** Begin MATERIAL TO PROCESS **

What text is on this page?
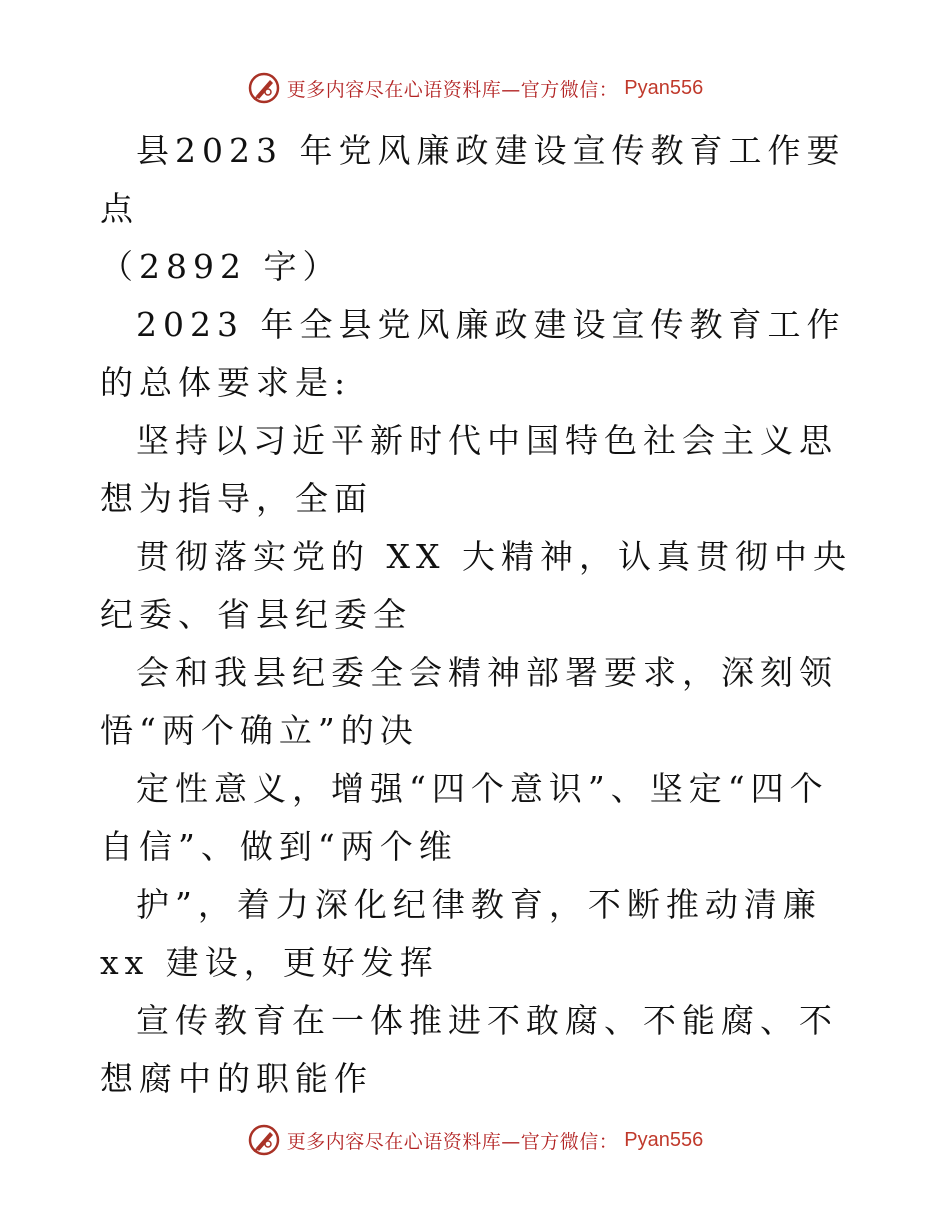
更多内容尽在心语资料库—官方微信： Pyan556

县2023 年党风廉政建设宣传教育工作要点

（2892 字）

2023 年全县党风廉政建设宣传教育工作的总体要求是:

坚持以习近平新时代中国特色社会主义思想为指导，全面

贯彻落实党的 XX 大精神，认真贯彻中央纪委、省县纪委全

会和我县纪委全会精神部署要求，深刻领悟“两个确立”的决

定性意义，增强“四个意识”、坚定“四个自信”、做到“两个维

护”，着力深化纪律教育，不断推动清廉 xx 建设，更好发挥

宣传教育在一体推进不敢腐、不能腐、不想腐中的职能作

更多内容尽在心语资料库—官方微信： Pyan556
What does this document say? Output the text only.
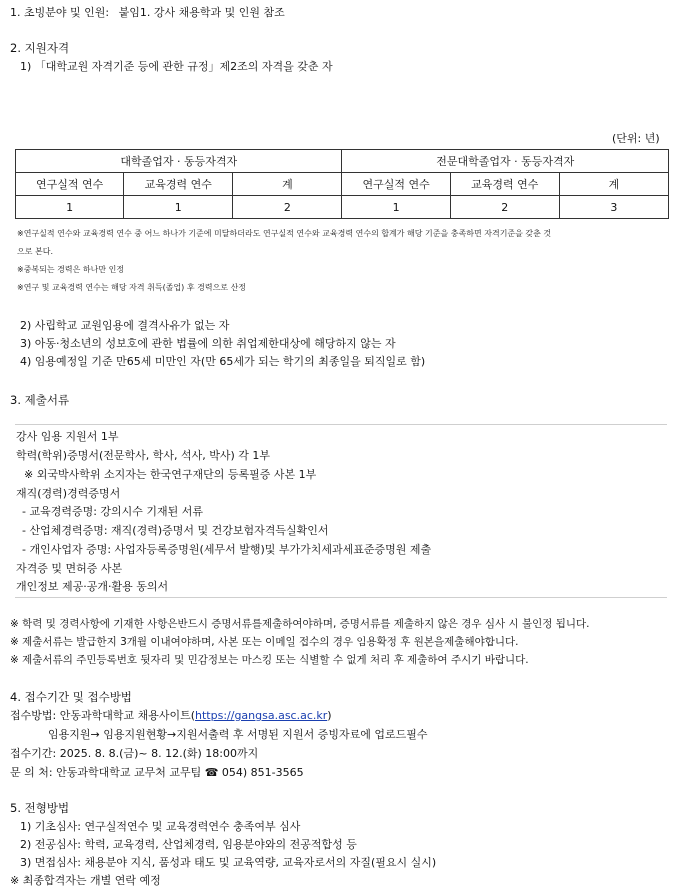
1. 초빙분야 및 인원: 붙임1. 강사 채용학과 및 인원 참조
2. 지원자격
1) 「대학교원 자격기준 등에 관한 규정」제2조의 자격을 갖춘 자
(단위: 년)
대학졸업자 · 동등자격자			전문대학졸업자 · 동등자격자		
연구실적 연수	교육경력 연수	계	연구실적 연수	교육경력 연수	계
1	1	2	1	2	3
※연구실적 연수와 교육경력 연수 중 어느 하나가 기준에 미달하더라도 연구실적 연수와 교육경력 연수의 합계가 해당 기준을 충족하면 자격기준을 갖춘 것
으로 본다.
※중복되는 경력은 하나만 인정
※연구 및 교육경력 연수는 해당 자격 취득(졸업) 후 경력으로 산정
2) 사립학교 교원임용에 결격사유가 없는 자
3) 아동·청소년의 성보호에 관한 법률에 의한 취업제한대상에 해당하지 않는 자
4) 임용예정일 기준 만65세 미만인 자(만 65세가 되는 학기의 최종일을 퇴직일로 함)
3. 제출서류
강사 임용 지원서 1부
학력(학위)증명서(전문학사, 학사, 석사, 박사) 각 1부
※ 외국박사학위 소지자는 한국연구재단의 등록필증 사본 1부
재직(경력)경력증명서
- 교육경력증명: 강의시수 기재된 서류
- 산업체경력증명: 재직(경력)증명서 및 건강보험자격득실확인서
- 개인사업자 증명: 사업자등록증명원(세무서 발행)및 부가가치세과세표준증명원 제출
자격증 및 면허증 사본
개인정보 제공·공개·활용 동의서
※ 학력 및 경력사항에 기재한 사항은반드시 증명서류를제출하여야하며, 증명서류를 제출하지 않은 경우 심사 시 불인정 됩니다.
※ 제출서류는 발급한지 3개월 이내여야하며, 사본 또는 이메일 접수의 경우 임용확정 후 원본을제출해야합니다.
※ 제출서류의 주민등록번호 뒷자리 및 민감정보는 마스킹 또는 식별할 수 없게 처리 후 제출하여 주시기 바랍니다.
4. 접수기간 및 접수방법
접수방법: 안동과학대학교 채용사이트(https://gangsa.asc.ac.kr)
임용지원→ 임용지원현황→지원서출력 후 서명된 지원서 증빙자료에 업로드필수
접수기간: 2025. 8. 8.(금)~ 8. 12.(화) 18:00까지
문 의 처: 안동과학대학교 교무처 교무팀 ☎ 054) 851-3565
5. 전형방법
1) 기초심사: 연구실적연수 및 교육경력연수 충족여부 심사
2) 전공심사: 학력, 교육경력, 산업체경력, 임용분야와의 전공적합성 등
3) 면접심사: 채용분야 지식, 품성과 태도 및 교육역량, 교육자로서의 자질(필요시 실시)
※ 최종합격자는 개별 연락 예정
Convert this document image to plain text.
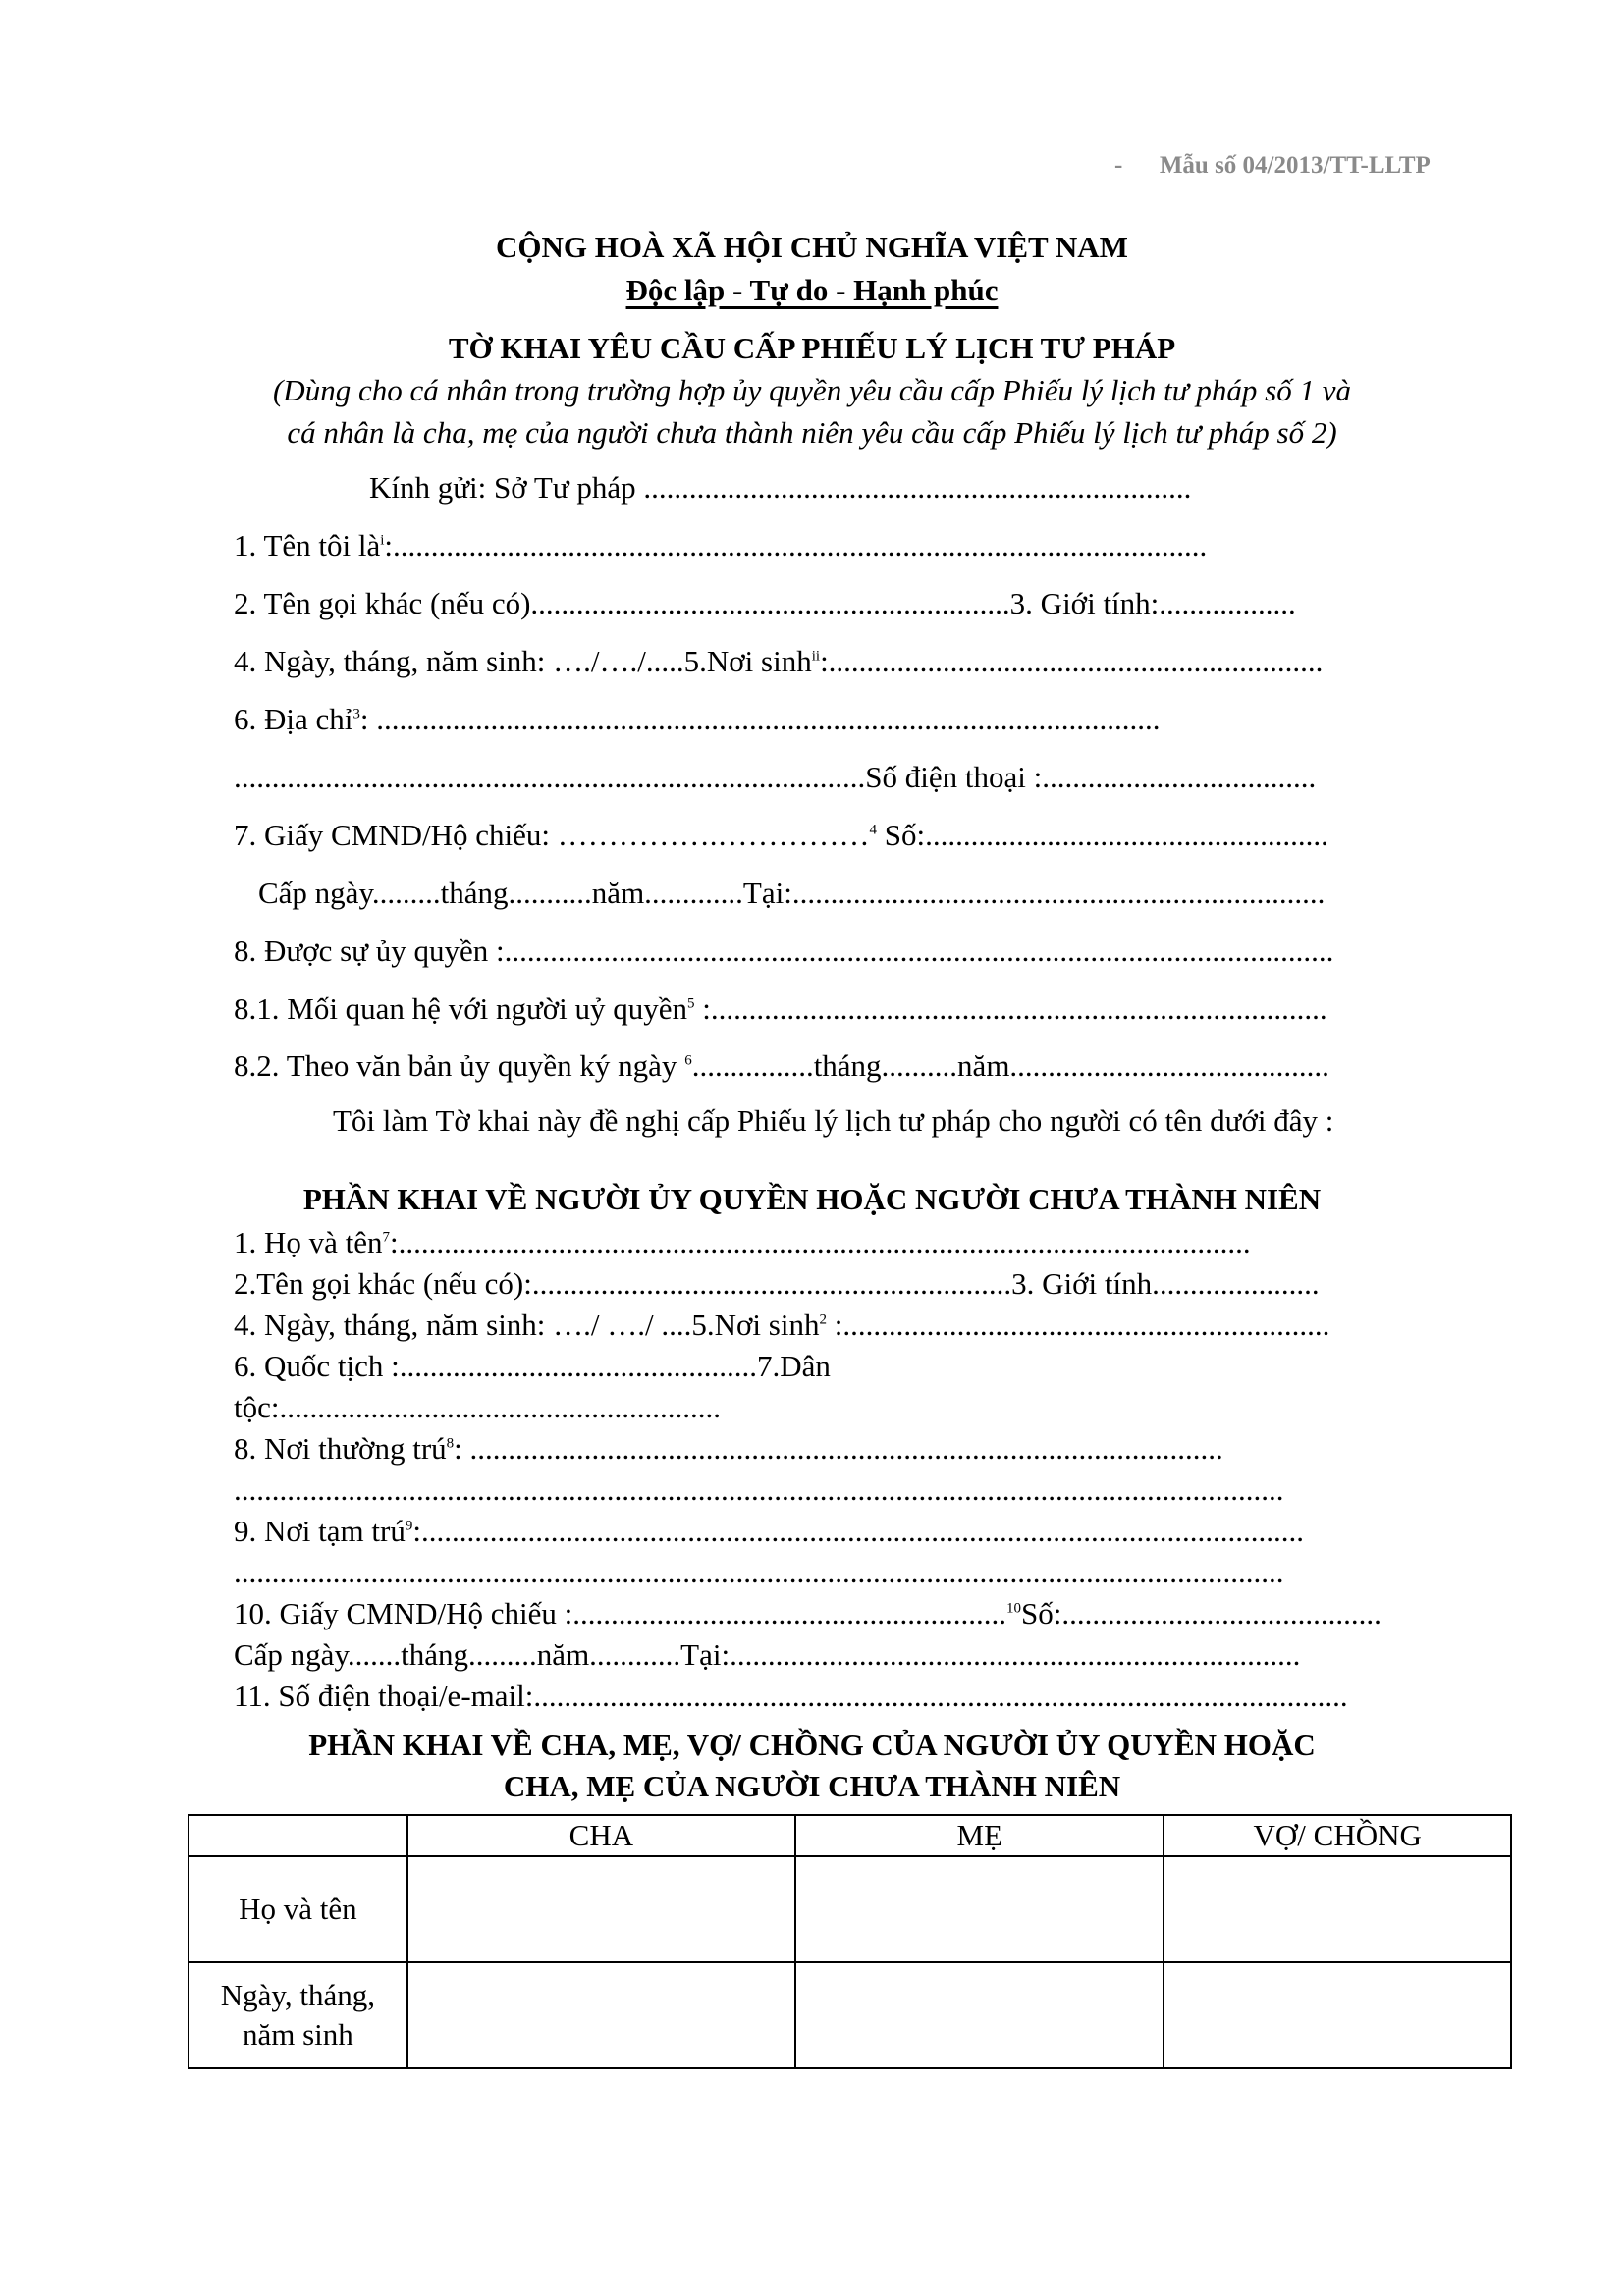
-      Mẫu số 04/2013/TT-LLTP
CỘNG HOÀ XÃ HỘI CHỦ NGHĨA VIỆT NAM
Độc lập - Tự do - Hạnh phúc
TỜ KHAI YÊU CẦU CẤP PHIẾU LÝ LỊCH TƯ PHÁP
(Dùng cho cá nhân trong trường hợp ủy quyền yêu cầu cấp Phiếu lý lịch tư pháp số 1 và
cá nhân là cha, mẹ của người chưa thành niên yêu cầu cấp Phiếu lý lịch tư pháp số 2)
Kính gửi: Sở Tư pháp ........................................................................
1. Tên tôi $là^i$:...........................................................................................................
2. Tên gọi khác (nếu có)...............................................................3. Giới tính:..................
4. Ngày, tháng, năm sinh: …./…./.....5.Nơi $\sinh^{ii}$:.................................................................
6. Địa chỉ$^3$: .......................................................................................................
...................................................................................Số điện thoại :....................................
7. Giấy CMND/Hộ chiếu: …………….……………$^4$ Số:.....................................................
Cấp ngày.........tháng...........năm.............Tại:......................................................................
8. Được sự ủy quyền :.............................................................................................................
8.1. Mối quan hệ với người uỷ quyền$^5$ :.................................................................................
8.2. Theo văn bản ủy quyền ký ngày $^6$................tháng..........năm..........................................
Tôi làm Tờ khai này đề nghị cấp Phiếu lý lịch tư pháp cho người có tên dưới đây :
PHẦN KHAI VỀ NGƯỜI ỦY QUYỀN HOẶC NGƯỜI CHƯA THÀNH NIÊN
1. Họ và tên$^7$:................................................................................................................
2.Tên gọi khác (nếu có):...............................................................3. Giới tính......................
4. Ngày, tháng, năm sinh: …./ …./ ....5.Nơi $\sinh^2$ :................................................................
6. Quốc tịch :...............................................7.Dân
tộc:..........................................................
8. Nơi thường trú$^8$: ...................................................................................................
..........................................................................................................................................
9. Nơi tạm trú$^9$:....................................................................................................................
..........................................................................................................................................
10. Giấy CMND/Hộ chiếu :.........................................................$^{10}$Số:..........................................
Cấp ngày.......tháng.........năm............Tại:...........................................................................
11. Số điện thoại/e-mail:...........................................................................................................
PHẦN KHAI VỀ CHA, MẸ, VỢ/ CHỒNG CỦA NGƯỜI ỦY QUYỀN HOẶC
CHA, MẸ CỦA NGƯỜI CHƯA THÀNH NIÊN
	CHA	MẸ	VỢ/ CHỒNG
Họ và tên			

Ngày, tháng,
năm sinh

** End MATERIAL TO PROCESS **

Reproduce every record above exactly, omitting the pictures.

What text is on this page?
更多内容尽在心语资料库—官方微信： Pyan556

县2023 年党风廉政建设宣传教育工作要点

（2892 字）

2023 年全县党风廉政建设宣传教育工作的总体要求是:

坚持以习近平新时代中国特色社会主义思想为指导，全面

贯彻落实党的 XX 大精神，认真贯彻中央纪委、省县纪委全

会和我县纪委全会精神部署要求，深刻领悟“两个确立”的决

定性意义，增强“四个意识”、坚定“四个自信”、做到“两个维

护”，着力深化纪律教育，不断推动清廉 xx 建设，更好发挥

宣传教育在一体推进不敢腐、不能腐、不想腐中的职能作

更多内容尽在心语资料库—官方微信： Pyan556
What does this document say? Output the text only.
1. 초빙분야 및 인원: 붙임1. 강사 채용학과 및 인원 참조
2. 지원자격
1) 「대학교원 자격기준 등에 관한 규정」제2조의 자격을 갖춘 자
(단위: 년)
대학졸업자 · 동등자격자			전문대학졸업자 · 동등자격자		
연구실적 연수	교육경력 연수	계	연구실적 연수	교육경력 연수	계
1	1	2	1	2	3
※연구실적 연수와 교육경력 연수 중 어느 하나가 기준에 미달하더라도 연구실적 연수와 교육경력 연수의 합계가 해당 기준을 충족하면 자격기준을 갖춘 것
으로 본다.
※중복되는 경력은 하나만 인정
※연구 및 교육경력 연수는 해당 자격 취득(졸업) 후 경력으로 산정
2) 사립학교 교원임용에 결격사유가 없는 자
3) 아동·청소년의 성보호에 관한 법률에 의한 취업제한대상에 해당하지 않는 자
4) 임용예정일 기준 만65세 미만인 자(만 65세가 되는 학기의 최종일을 퇴직일로 함)
3. 제출서류
강사 임용 지원서 1부
학력(학위)증명서(전문학사, 학사, 석사, 박사) 각 1부
※ 외국박사학위 소지자는 한국연구재단의 등록필증 사본 1부
재직(경력)경력증명서
- 교육경력증명: 강의시수 기재된 서류
- 산업체경력증명: 재직(경력)증명서 및 건강보험자격득실확인서
- 개인사업자 증명: 사업자등록증명원(세무서 발행)및 부가가치세과세표준증명원 제출
자격증 및 면허증 사본
개인정보 제공·공개·활용 동의서
※ 학력 및 경력사항에 기재한 사항은반드시 증명서류를제출하여야하며, 증명서류를 제출하지 않은 경우 심사 시 불인정 됩니다.
※ 제출서류는 발급한지 3개월 이내여야하며, 사본 또는 이메일 접수의 경우 임용확정 후 원본을제출해야합니다.
※ 제출서류의 주민등록번호 뒷자리 및 민감정보는 마스킹 또는 식별할 수 없게 처리 후 제출하여 주시기 바랍니다.
4. 접수기간 및 접수방법
접수방법: 안동과학대학교 채용사이트(https://gangsa.asc.ac.kr)
임용지원→ 임용지원현황→지원서출력 후 서명된 지원서 증빙자료에 업로드필수
접수기간: 2025. 8. 8.(금)~ 8. 12.(화) 18:00까지
문 의 처: 안동과학대학교 교무처 교무팀 ☎ 054) 851-3565
5. 전형방법
1) 기초심사: 연구실적연수 및 교육경력연수 충족여부 심사
2) 전공심사: 학력, 교육경력, 산업체경력, 임용분야와의 전공적합성 등
3) 면접심사: 채용분야 지식, 품성과 태도 및 교육역량, 교육자로서의 자질(필요시 실시)
※ 최종합격자는 개별 연락 예정
Convert this document image to plain text.
-      Mẫu số 04/2013/TT-LLTP
CỘNG HOÀ XÃ HỘI CHỦ NGHĨA VIỆT NAM
Độc lập - Tự do - Hạnh phúc
TỜ KHAI YÊU CẦU CẤP PHIẾU LÝ LỊCH TƯ PHÁP
(Dùng cho cá nhân trong trường hợp ủy quyền yêu cầu cấp Phiếu lý lịch tư pháp số 1 và
cá nhân là cha, mẹ của người chưa thành niên yêu cầu cấp Phiếu lý lịch tư pháp số 2)
Kính gửi: Sở Tư pháp ........................................................................
1. Tên tôi $là^i$:...........................................................................................................
2. Tên gọi khác (nếu có)...............................................................3. Giới tính:..................
4. Ngày, tháng, năm sinh: …./…./.....5.Nơi $\sinh^{ii}$:.................................................................
6. Địa chỉ$^3$: .......................................................................................................
...................................................................................Số điện thoại :....................................
7. Giấy CMND/Hộ chiếu: …………….……………$^4$ Số:.....................................................
Cấp ngày.........tháng...........năm.............Tại:......................................................................
8. Được sự ủy quyền :.............................................................................................................
8.1. Mối quan hệ với người uỷ quyền$^5$ :.................................................................................
8.2. Theo văn bản ủy quyền ký ngày $^6$................tháng..........năm..........................................
Tôi làm Tờ khai này đề nghị cấp Phiếu lý lịch tư pháp cho người có tên dưới đây :
PHẦN KHAI VỀ NGƯỜI ỦY QUYỀN HOẶC NGƯỜI CHƯA THÀNH NIÊN
1. Họ và tên$^7$:................................................................................................................
2.Tên gọi khác (nếu có):...............................................................3. Giới tính......................
4. Ngày, tháng, năm sinh: …./ …./ ....5.Nơi $\sinh^2$ :................................................................
6. Quốc tịch :...............................................7.Dân
tộc:..........................................................
8. Nơi thường trú$^8$: ...................................................................................................
..........................................................................................................................................
9. Nơi tạm trú$^9$:....................................................................................................................
..........................................................................................................................................
10. Giấy CMND/Hộ chiếu :.........................................................$^{10}$Số:..........................................
Cấp ngày.......tháng.........năm............Tại:...........................................................................
11. Số điện thoại/e-mail:...........................................................................................................
PHẦN KHAI VỀ CHA, MẸ, VỢ/ CHỒNG CỦA NGƯỜI ỦY QUYỀN HOẶC
CHA, MẸ CỦA NGƯỜI CHƯA THÀNH NIÊN
	CHA	MẸ	VỢ/ CHỒNG
Họ và tên			

Ngày, tháng,
năm sinh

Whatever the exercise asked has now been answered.